→ **Given instruction**: Gather the lines from the material that contain "rilevazione".
━━━ Dataset
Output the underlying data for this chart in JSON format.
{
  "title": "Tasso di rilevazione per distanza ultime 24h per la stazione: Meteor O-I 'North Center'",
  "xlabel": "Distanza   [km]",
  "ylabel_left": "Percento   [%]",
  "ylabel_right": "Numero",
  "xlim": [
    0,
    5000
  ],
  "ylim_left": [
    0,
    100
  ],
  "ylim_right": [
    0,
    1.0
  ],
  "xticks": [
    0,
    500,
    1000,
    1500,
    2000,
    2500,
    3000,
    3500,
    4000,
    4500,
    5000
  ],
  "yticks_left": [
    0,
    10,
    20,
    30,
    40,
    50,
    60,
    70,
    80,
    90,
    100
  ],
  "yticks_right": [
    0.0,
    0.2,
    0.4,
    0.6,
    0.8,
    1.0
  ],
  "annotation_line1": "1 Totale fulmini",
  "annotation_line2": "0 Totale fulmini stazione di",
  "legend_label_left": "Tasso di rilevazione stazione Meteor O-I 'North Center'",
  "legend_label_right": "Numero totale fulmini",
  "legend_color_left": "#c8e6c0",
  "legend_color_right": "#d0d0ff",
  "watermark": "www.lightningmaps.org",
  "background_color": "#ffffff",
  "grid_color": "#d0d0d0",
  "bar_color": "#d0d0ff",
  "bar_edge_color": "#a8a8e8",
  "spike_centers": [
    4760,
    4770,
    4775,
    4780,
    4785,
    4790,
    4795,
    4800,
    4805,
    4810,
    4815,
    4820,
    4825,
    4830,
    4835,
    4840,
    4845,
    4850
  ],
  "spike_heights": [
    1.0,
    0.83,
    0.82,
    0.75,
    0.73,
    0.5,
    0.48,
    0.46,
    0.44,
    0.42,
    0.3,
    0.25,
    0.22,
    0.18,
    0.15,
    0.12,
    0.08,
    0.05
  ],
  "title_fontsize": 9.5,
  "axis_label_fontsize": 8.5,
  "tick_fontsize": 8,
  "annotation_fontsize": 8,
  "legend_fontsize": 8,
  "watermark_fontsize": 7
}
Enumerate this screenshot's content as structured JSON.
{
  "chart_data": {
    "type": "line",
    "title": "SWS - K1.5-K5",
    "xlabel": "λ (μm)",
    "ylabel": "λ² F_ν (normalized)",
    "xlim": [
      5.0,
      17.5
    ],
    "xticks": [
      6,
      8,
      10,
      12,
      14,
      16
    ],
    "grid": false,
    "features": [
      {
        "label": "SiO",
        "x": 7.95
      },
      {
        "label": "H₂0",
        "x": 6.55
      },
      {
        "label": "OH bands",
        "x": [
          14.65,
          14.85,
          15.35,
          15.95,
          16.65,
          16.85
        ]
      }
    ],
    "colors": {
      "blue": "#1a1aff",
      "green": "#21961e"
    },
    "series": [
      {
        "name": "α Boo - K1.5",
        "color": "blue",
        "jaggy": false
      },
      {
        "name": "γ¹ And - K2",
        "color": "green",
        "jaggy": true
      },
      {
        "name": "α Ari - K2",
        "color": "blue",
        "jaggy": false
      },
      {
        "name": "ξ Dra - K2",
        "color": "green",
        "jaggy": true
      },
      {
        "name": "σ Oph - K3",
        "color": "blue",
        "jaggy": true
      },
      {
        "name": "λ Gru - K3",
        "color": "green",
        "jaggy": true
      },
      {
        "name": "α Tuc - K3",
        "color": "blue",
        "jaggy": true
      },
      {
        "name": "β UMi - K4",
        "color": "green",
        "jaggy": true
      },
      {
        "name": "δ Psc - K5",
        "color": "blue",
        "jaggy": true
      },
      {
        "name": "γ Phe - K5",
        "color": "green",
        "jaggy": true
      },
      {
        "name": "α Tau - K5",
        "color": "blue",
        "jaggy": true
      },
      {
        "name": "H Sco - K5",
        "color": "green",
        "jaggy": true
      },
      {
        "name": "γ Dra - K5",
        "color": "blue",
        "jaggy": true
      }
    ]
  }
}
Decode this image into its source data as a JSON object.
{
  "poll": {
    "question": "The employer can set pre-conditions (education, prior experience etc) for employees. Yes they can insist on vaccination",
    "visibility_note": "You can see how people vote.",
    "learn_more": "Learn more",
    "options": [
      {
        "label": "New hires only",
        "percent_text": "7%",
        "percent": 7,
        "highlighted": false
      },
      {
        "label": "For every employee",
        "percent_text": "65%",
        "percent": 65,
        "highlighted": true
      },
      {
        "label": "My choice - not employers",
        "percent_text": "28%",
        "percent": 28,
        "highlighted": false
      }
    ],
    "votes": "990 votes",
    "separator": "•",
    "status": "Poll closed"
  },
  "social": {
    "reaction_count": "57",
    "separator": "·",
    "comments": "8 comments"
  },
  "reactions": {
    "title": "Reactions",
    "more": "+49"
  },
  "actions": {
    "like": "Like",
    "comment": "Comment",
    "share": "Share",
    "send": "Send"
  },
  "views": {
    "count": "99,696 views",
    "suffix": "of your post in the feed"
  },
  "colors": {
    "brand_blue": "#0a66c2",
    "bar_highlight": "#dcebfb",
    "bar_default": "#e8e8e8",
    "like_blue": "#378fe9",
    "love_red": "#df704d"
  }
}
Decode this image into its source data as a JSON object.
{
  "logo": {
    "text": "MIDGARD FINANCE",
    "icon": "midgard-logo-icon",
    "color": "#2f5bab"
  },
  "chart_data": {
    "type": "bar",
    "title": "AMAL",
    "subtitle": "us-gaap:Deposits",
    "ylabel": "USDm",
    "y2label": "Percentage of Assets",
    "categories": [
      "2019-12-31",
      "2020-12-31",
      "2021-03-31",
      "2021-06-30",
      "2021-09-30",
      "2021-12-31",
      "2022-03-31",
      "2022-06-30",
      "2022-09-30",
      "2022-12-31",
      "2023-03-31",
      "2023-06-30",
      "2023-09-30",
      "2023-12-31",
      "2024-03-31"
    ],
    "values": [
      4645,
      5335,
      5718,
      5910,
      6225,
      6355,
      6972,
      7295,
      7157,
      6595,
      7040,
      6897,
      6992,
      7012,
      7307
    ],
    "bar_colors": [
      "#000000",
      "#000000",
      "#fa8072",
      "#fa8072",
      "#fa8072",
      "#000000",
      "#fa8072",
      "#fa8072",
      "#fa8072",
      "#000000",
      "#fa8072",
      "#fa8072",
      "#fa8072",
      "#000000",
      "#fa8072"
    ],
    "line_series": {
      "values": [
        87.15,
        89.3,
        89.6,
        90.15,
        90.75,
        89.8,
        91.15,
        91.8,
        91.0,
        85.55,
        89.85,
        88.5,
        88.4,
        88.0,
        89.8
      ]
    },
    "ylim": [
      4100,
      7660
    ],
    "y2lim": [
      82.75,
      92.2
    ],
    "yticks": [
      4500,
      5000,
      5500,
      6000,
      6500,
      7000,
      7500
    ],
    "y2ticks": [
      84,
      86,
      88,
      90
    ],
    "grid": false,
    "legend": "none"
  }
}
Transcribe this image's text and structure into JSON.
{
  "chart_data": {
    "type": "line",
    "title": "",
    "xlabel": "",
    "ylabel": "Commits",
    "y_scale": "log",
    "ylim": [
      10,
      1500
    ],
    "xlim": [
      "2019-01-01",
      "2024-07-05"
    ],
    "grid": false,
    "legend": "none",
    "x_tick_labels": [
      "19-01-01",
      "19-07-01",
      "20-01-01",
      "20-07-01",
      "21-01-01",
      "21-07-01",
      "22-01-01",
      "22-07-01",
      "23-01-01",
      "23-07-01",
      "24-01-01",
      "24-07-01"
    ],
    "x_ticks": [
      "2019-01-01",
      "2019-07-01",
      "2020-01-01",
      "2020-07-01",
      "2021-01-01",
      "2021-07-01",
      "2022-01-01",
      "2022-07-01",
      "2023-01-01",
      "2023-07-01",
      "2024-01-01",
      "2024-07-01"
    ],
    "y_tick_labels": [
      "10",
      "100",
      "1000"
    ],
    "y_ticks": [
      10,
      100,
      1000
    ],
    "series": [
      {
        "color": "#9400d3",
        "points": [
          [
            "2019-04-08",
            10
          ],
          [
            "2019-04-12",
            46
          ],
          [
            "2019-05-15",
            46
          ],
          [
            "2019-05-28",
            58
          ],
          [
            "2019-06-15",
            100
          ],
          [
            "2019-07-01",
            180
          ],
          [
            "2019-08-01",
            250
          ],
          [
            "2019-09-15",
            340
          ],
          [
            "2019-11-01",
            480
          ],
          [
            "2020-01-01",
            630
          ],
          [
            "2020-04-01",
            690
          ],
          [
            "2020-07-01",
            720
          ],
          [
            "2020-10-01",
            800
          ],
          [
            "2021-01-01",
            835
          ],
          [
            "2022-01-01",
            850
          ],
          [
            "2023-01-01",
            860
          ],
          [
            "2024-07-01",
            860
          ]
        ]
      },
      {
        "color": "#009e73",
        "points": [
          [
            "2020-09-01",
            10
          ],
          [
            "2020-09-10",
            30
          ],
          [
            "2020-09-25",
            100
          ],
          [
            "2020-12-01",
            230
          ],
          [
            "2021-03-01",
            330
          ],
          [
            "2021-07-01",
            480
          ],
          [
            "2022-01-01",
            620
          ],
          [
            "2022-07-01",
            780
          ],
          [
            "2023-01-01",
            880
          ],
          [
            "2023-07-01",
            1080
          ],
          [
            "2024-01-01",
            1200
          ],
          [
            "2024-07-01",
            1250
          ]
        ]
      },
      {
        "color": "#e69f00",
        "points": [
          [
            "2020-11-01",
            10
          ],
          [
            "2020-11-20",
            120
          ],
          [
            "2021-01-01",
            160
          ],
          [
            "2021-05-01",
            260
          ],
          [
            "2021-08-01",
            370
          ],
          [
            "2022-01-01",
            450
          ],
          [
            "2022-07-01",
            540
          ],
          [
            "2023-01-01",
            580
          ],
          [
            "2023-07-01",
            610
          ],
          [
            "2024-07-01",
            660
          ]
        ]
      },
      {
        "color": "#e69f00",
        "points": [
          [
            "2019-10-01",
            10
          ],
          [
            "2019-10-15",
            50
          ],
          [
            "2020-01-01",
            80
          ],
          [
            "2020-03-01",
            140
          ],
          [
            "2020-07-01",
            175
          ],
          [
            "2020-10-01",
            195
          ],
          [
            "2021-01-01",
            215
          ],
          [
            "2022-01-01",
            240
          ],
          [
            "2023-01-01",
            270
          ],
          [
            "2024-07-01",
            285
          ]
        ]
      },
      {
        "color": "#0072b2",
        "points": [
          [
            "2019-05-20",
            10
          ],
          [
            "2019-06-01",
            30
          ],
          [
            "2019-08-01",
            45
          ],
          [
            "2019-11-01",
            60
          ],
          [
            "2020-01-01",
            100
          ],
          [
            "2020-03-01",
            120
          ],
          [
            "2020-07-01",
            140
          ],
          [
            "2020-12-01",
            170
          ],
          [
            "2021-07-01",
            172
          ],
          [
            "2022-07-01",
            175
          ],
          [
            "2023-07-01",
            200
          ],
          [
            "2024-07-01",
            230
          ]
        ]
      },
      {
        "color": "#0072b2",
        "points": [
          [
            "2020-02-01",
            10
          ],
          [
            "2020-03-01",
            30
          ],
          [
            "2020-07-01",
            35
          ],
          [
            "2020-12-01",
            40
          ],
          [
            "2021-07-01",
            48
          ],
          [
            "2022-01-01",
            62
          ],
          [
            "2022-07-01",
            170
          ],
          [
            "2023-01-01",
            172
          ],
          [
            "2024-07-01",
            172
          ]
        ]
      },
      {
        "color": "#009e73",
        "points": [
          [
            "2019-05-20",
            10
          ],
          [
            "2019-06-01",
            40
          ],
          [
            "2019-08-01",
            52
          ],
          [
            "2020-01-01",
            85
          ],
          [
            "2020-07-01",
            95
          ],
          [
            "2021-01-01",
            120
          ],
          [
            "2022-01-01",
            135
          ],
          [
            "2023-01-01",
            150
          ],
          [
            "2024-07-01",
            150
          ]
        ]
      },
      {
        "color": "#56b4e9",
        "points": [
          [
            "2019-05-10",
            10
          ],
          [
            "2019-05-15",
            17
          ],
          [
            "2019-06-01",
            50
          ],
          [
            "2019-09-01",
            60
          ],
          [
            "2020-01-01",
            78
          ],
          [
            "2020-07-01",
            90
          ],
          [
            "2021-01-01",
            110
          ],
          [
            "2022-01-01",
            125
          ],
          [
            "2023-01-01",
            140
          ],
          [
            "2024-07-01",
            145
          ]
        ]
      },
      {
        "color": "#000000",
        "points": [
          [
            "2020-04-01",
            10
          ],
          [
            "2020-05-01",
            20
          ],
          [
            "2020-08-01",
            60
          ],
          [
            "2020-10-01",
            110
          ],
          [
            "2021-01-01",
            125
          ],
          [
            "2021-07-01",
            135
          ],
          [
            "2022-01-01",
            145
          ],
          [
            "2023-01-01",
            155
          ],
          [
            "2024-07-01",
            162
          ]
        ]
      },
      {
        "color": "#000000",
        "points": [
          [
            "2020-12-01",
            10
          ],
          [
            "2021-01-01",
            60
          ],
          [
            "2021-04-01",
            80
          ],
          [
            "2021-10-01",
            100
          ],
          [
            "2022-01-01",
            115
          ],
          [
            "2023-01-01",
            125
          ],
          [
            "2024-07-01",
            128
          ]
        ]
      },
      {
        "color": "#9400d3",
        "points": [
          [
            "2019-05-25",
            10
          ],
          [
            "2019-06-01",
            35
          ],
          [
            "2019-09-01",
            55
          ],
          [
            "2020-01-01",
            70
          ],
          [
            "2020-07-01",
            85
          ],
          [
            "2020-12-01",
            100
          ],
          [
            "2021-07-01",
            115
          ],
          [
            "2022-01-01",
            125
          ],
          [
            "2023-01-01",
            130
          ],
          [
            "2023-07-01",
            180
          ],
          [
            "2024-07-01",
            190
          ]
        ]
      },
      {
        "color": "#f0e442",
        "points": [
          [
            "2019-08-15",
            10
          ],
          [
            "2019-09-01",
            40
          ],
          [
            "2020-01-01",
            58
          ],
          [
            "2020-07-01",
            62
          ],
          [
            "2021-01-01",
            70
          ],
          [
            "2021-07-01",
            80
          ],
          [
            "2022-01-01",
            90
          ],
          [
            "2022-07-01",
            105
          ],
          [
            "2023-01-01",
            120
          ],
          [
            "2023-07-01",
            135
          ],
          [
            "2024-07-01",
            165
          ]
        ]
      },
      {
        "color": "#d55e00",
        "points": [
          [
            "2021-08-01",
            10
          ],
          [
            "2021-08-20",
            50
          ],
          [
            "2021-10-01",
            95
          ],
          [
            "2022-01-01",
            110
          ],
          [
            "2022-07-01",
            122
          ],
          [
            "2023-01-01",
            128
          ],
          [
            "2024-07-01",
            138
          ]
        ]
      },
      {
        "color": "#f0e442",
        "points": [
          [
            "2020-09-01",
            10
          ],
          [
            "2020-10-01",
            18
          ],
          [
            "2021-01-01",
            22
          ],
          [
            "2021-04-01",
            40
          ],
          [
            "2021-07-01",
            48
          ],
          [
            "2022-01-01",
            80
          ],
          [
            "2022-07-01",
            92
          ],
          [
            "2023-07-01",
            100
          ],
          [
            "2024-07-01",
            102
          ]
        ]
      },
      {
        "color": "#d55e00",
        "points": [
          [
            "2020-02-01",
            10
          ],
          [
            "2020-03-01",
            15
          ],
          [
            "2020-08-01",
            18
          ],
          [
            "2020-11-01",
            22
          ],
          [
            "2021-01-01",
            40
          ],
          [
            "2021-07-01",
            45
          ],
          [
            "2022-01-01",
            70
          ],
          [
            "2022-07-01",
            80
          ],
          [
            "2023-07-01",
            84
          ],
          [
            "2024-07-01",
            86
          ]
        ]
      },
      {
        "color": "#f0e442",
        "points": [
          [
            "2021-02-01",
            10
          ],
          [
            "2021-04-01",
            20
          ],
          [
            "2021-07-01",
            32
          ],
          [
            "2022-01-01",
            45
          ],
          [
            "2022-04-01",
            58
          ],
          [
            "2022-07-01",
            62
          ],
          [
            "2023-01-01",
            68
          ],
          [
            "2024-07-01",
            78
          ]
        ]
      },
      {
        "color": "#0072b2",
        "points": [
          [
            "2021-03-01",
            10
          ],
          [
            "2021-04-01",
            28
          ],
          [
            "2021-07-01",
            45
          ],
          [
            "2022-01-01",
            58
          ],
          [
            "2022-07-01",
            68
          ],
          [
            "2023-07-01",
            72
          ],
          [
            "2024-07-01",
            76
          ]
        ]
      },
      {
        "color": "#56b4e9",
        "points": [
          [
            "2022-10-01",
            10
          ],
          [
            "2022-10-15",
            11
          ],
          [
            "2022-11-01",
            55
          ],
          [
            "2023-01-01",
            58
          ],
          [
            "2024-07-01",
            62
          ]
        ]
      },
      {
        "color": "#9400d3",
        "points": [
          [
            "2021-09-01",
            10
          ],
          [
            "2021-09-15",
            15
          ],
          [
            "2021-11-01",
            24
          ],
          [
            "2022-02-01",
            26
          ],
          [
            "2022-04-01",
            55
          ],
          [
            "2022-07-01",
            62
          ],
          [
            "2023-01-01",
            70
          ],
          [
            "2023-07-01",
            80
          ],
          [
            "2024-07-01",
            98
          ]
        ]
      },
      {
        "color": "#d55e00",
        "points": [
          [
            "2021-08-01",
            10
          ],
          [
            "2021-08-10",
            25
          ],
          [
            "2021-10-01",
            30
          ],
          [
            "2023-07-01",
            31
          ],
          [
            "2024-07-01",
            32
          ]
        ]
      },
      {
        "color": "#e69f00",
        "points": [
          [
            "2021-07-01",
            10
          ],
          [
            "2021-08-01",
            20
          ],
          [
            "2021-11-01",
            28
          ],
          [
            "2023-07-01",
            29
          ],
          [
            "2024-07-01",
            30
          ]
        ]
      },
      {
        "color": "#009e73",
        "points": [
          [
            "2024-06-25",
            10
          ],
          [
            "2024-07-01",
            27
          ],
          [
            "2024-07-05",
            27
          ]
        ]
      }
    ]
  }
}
━━━━━━
→ **Final answer**:
  "title": "Tasso di rilevazione per distanza ultime 24h per la stazione: Meteor O-I 'North Center'",
  "legend_label_left": "Tasso di rilevazione stazione Meteor O-I 'North Center'",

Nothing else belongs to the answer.